INSTRUCTIONS TO FOLLOW:
Give the listing again character for character, but drop the images.

Saved data entries:

·····

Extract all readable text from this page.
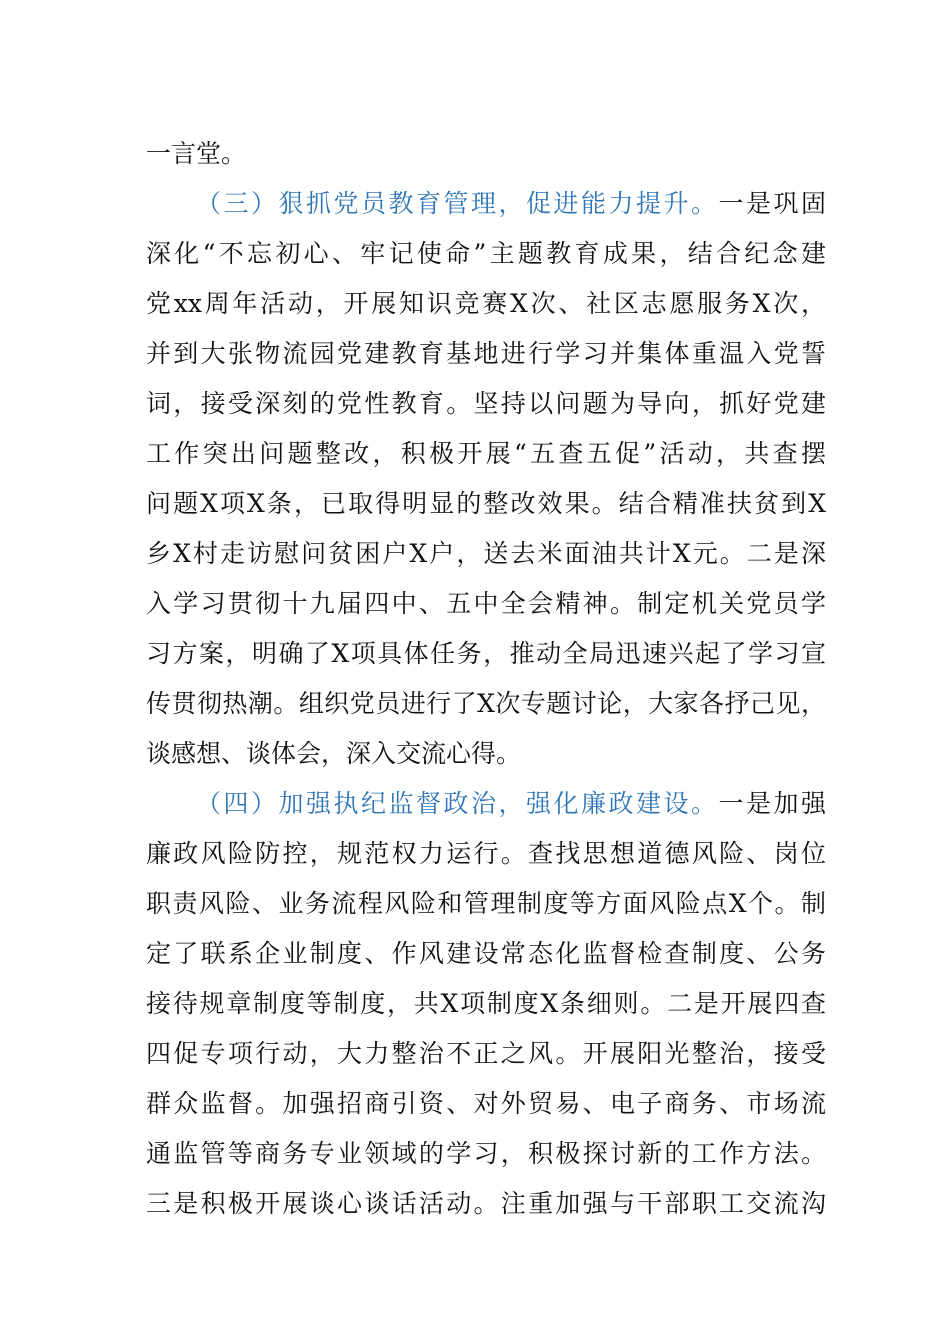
一言堂。
（三）狠抓党员教育管理，促进能力提升。一是巩固
深化“不忘初心、牢记使命”主题教育成果，结合纪念建
党xx周年活动，开展知识竞赛X次、社区志愿服务X次，
并到大张物流园党建教育基地进行学习并集体重温入党誓
词，接受深刻的党性教育。坚持以问题为导向，抓好党建
工作突出问题整改，积极开展“五查五促”活动，共查摆
问题X项X条，已取得明显的整改效果。结合精准扶贫到X
乡X村走访慰问贫困户X户，送去米面油共计X元。二是深
入学习贯彻十九届四中、五中全会精神。制定机关党员学
习方案，明确了X项具体任务，推动全局迅速兴起了学习宣
传贯彻热潮。组织党员进行了X次专题讨论，大家各抒己见，
谈感想、谈体会，深入交流心得。
（四）加强执纪监督政治，强化廉政建设。一是加强
廉政风险防控，规范权力运行。查找思想道德风险、岗位
职责风险、业务流程风险和管理制度等方面风险点X个。制
定了联系企业制度、作风建设常态化监督检查制度、公务
接待规章制度等制度，共X项制度X条细则。二是开展四查
四促专项行动，大力整治不正之风。开展阳光整治，接受
群众监督。加强招商引资、对外贸易、电子商务、市场流
通监管等商务专业领域的学习，积极探讨新的工作方法。
三是积极开展谈心谈话活动。注重加强与干部职工交流沟
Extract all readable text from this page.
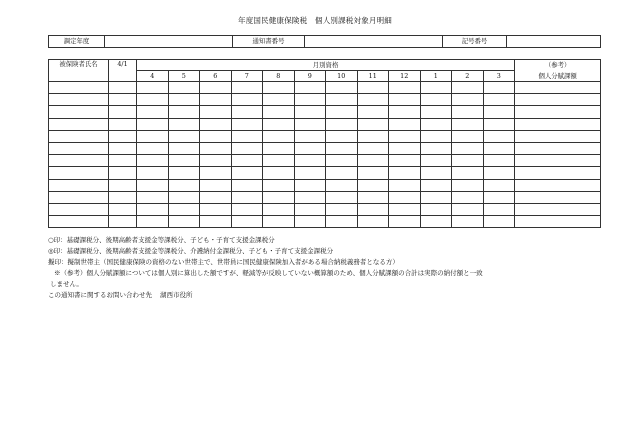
年度国民健康保険税　個人別課税対象月明細
調定年度		通知書番号		記号番号	
被保険者氏名	4/1	月別資格												（参考）
		4	5	6	7	8	9	10	11	12	1	2	3	個人分賦課額

○印：基礎課税分、後期高齢者支援金等課税分、子ども・子育て支援金課税分
◎印：基礎課税分、後期高齢者支援金等課税分、介護納付金課税分、子ども・子育て支援金課税分
擬印：擬制世帯主（国民健康保険の資格のない世帯主で、世帯員に国民健康保険加入者がある場合納税義務者となる方）
※（参考）個人分賦課額については個人別に算出した額ですが、軽減等が反映していない概算額のため、個人分賦課額の合計は実際の納付額と一致
しません。
この通知書に関するお問い合わせ先 湖西市役所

·····

EXERCISE SOLUTION:
Extract all readable text from this page.
一言堂。
（三）狠抓党员教育管理，促进能力提升。一是巩固
深化“不忘初心、牢记使命”主题教育成果，结合纪念建
党xx周年活动，开展知识竞赛X次、社区志愿服务X次，
并到大张物流园党建教育基地进行学习并集体重温入党誓
词，接受深刻的党性教育。坚持以问题为导向，抓好党建
工作突出问题整改，积极开展“五查五促”活动，共查摆
问题X项X条，已取得明显的整改效果。结合精准扶贫到X
乡X村走访慰问贫困户X户，送去米面油共计X元。二是深
入学习贯彻十九届四中、五中全会精神。制定机关党员学
习方案，明确了X项具体任务，推动全局迅速兴起了学习宣
传贯彻热潮。组织党员进行了X次专题讨论，大家各抒己见，
谈感想、谈体会，深入交流心得。
（四）加强执纪监督政治，强化廉政建设。一是加强
廉政风险防控，规范权力运行。查找思想道德风险、岗位
职责风险、业务流程风险和管理制度等方面风险点X个。制
定了联系企业制度、作风建设常态化监督检查制度、公务
接待规章制度等制度，共X项制度X条细则。二是开展四查
四促专项行动，大力整治不正之风。开展阳光整治，接受
群众监督。加强招商引资、对外贸易、电子商务、市场流
通监管等商务专业领域的学习，积极探讨新的工作方法。
三是积极开展谈心谈话活动。注重加强与干部职工交流沟
Extract all readable text from this page.
年度国民健康保険税　個人別課税対象月明細
調定年度		通知書番号		記号番号	
被保険者氏名	4/1	月別資格												（参考）
		4	5	6	7	8	9	10	11	12	1	2	3	個人分賦課額

○印：基礎課税分、後期高齢者支援金等課税分、子ども・子育て支援金課税分
◎印：基礎課税分、後期高齢者支援金等課税分、介護納付金課税分、子ども・子育て支援金課税分
擬印：擬制世帯主（国民健康保険の資格のない世帯主で、世帯員に国民健康保険加入者がある場合納税義務者となる方）
※（参考）個人分賦課額については個人別に算出した額ですが、軽減等が反映していない概算額のため、個人分賦課額の合計は実際の納付額と一致
しません。
この通知書に関するお問い合わせ先 湖西市役所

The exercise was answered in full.